Classic Indian cuisine comes to campus

The Kinaara section of The Market on the upper level of the SU has a rotating menu of Indian dishes such as biryani and butter chicken served throughout the week. Photo by Pavan Tauh | Mercury Staff.

Chartwells partnered with Kinaara, a local restaurant, to provide halal Indian food options at The Market of the Student Union.

The Market, the SU eatery previously known as Outtakes, introduced the ready-to-go meals at the beginning of the semester to appeal to a large demographic of students at UTD. The term “halal” refers to meat that is slaughtered according to Islamic standards and permissible for Muslim consumption. Kinaara, a restaurant located in Plano, previously served UTD students by offering a food truck featuring popular dishes such as biryani and butter chicken.
******************************
» Exercise requirements:
1: Answer these questions from the article on Indian food at the campus Market:
(a) On which level of the SU is the Kinaara section of The Market?
(b) What was The Market previously called?
(c) In which city is the Kinaara restaurant located?
2: In the article on Indian food at the campus Market, write out the passage from "Classic Indian cuisine" up to and including "and butter chicken.", substituting "chicken tikka masala" for each "butter chicken".
3: Proceed with the article on Kinaara's Indian food at the Student Union, picking up after its final sentence.

» Source excerpt:
******************************
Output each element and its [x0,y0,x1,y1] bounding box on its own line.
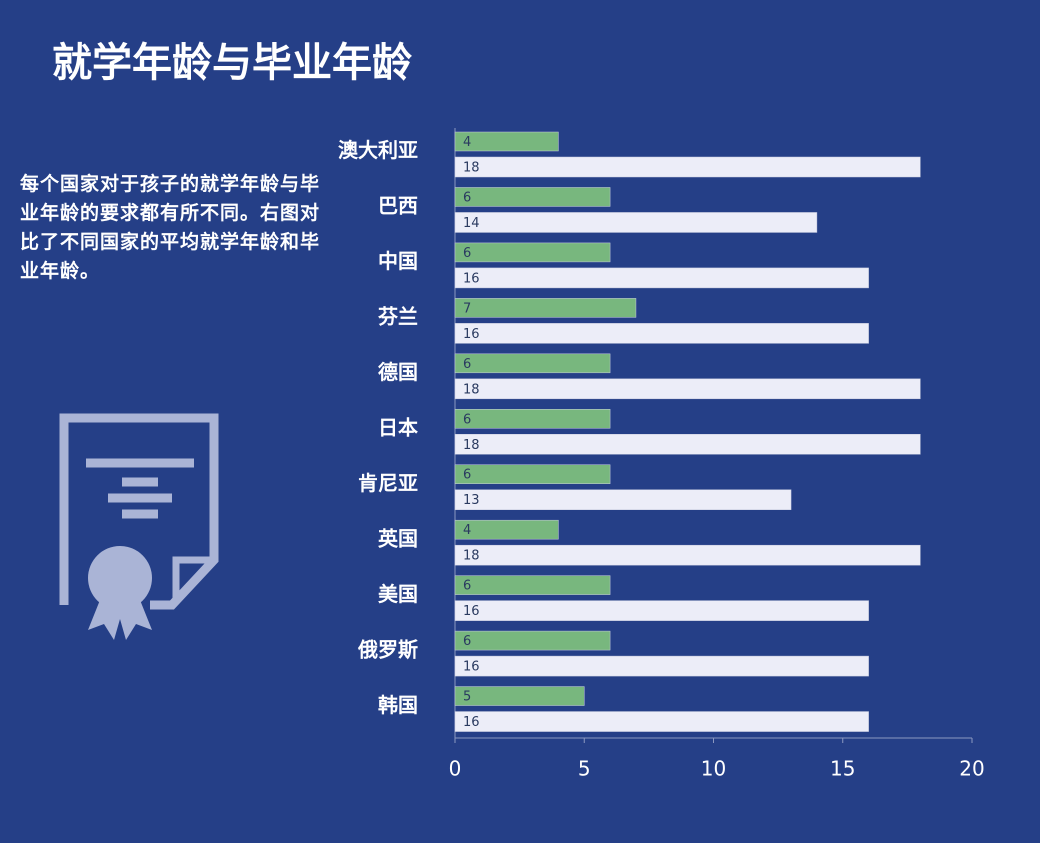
******************************
» Task responses:
1:
(a) The upper level.
(b) Outtakes.
(c) Plano.

2:
Classic Indian cuisine comes to campus

The Kinaara section of The Market on the upper level of the SU has a rotating menu of Indian dishes such as biryani and chicken tikka masala served throughout the week. Photo by Pavan Tauh | Mercury Staff.

Chartwells partnered with Kinaara, a local restaurant, to provide halal Indian food options at The Market of the Student Union.

The Market, the SU eatery previously known as Outtakes, introduced the ready-to-go meals at the beginning of the semester to appeal to a large demographic of students at UTD. The term “halal” refers to meat that is slaughtered according to Islamic standards and permissible for Muslim consumption. Kinaara, a restaurant located in Plano, previously served UTD students by offering a food truck featuring popular dishes such as biryani and chicken tikka masala.

3:
Resident District Manager of Chartwells Steven Goodwin said the choice to bring halal Indian food to The Market of the SU was part of an effort to cater to a growing population of South Asian students and faculty on campus. According to the university’s Fall 2018 Profile, 25 percent of the student body is classified as Asian American. The Muslim Student Association’s membership now includes over 250 students.

“I think it speaks to our demographic on campus. We always want to make sure that we’re able to fulfill what our students are looking for and what they can relate to from home,” Goodwin said. “So with such a large international population, we thought it would be perfect because it checks so many boxes of what some of our students are looking for.”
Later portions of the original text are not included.